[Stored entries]

** Start **

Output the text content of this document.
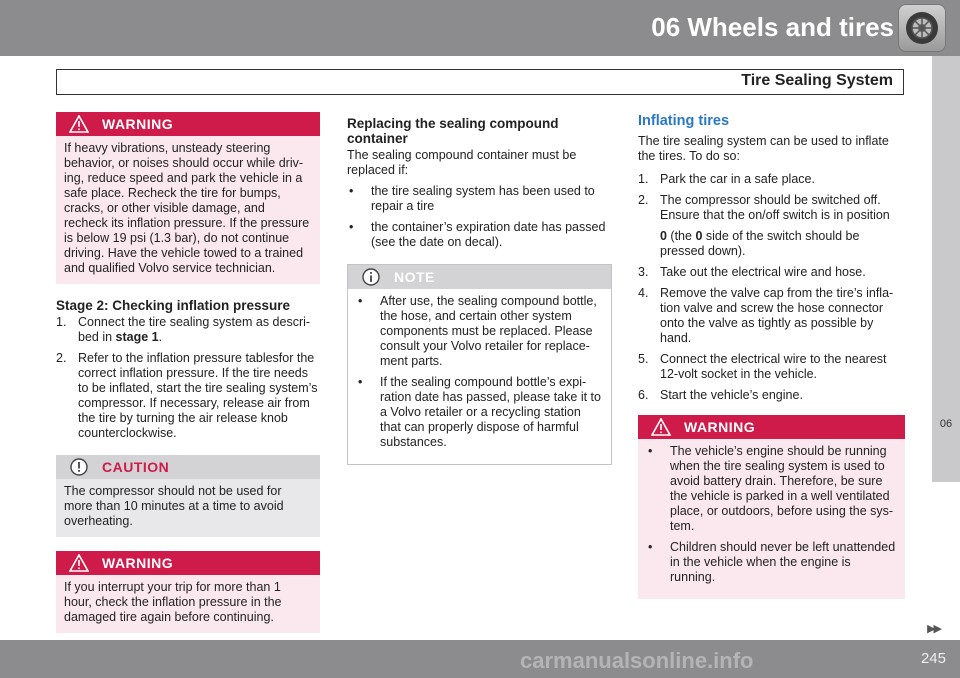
06 Wheels and tires
Tire Sealing System
06
WARNING
If heavy vibrations, unsteady steering behavior, or noises should occur while driv-ing, reduce speed and park the vehicle in a safe place. Recheck the tire for bumps, cracks, or other visible damage, and recheck its inflation pressure. If the pressure is below 19 psi (1.3 bar), do not continue driving. Have the vehicle towed to a trained and qualified Volvo service technician.
Stage 2: Checking inflation pressure
1. Connect the tire sealing system as descri-bed in stage 1.
2. Refer to the inflation pressure tablesfor the correct inflation pressure. If the tire needs to be inflated, start the tire sealing system’s compressor. If necessary, release air from the tire by turning the air release knob counterclockwise.
CAUTION
The compressor should not be used for more than 10 minutes at a time to avoid overheating.
WARNING
If you interrupt your trip for more than 1 hour, check the inflation pressure in the damaged tire again before continuing.
Replacing the sealing compound container

The sealing compound container must be replaced if:

•	the tire sealing system has been used to repair a tire
•	the container’s expiration date has passed (see the date on decal).
NOTE
•	After use, the sealing compound bottle, the hose, and certain other system components must be replaced. Please consult your Volvo retailer for replace-ment parts.
•	If the sealing compound bottle’s expi-ration date has passed, please take it to a Volvo retailer or a recycling station that can properly dispose of harmful substances.
Inflating tires

The tire sealing system can be used to inflate the tires. To do so:

1. Park the car in a safe place.
2. The compressor should be switched off. Ensure that the on/off switch is in position
0 (the 0 side of the switch should be pressed down).
3. Take out the electrical wire and hose.
4. Remove the valve cap from the tire’s infla-tion valve and screw the hose connector onto the valve as tightly as possible by hand.
5. Connect the electrical wire to the nearest 12-volt socket in the vehicle.
6. Start the vehicle’s engine.
WARNING
•	The vehicle’s engine should be running when the tire sealing system is used to avoid battery drain. Therefore, be sure the vehicle is parked in a well ventilated place, or outdoors, before using the sys-tem.
•	Children should never be left unattended in the vehicle when the engine is running.
▶▶
carmanualsonline.info	245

** End **

**What is expected**
Count how many lines contain "container" and give only that count.

**Answer in full**
3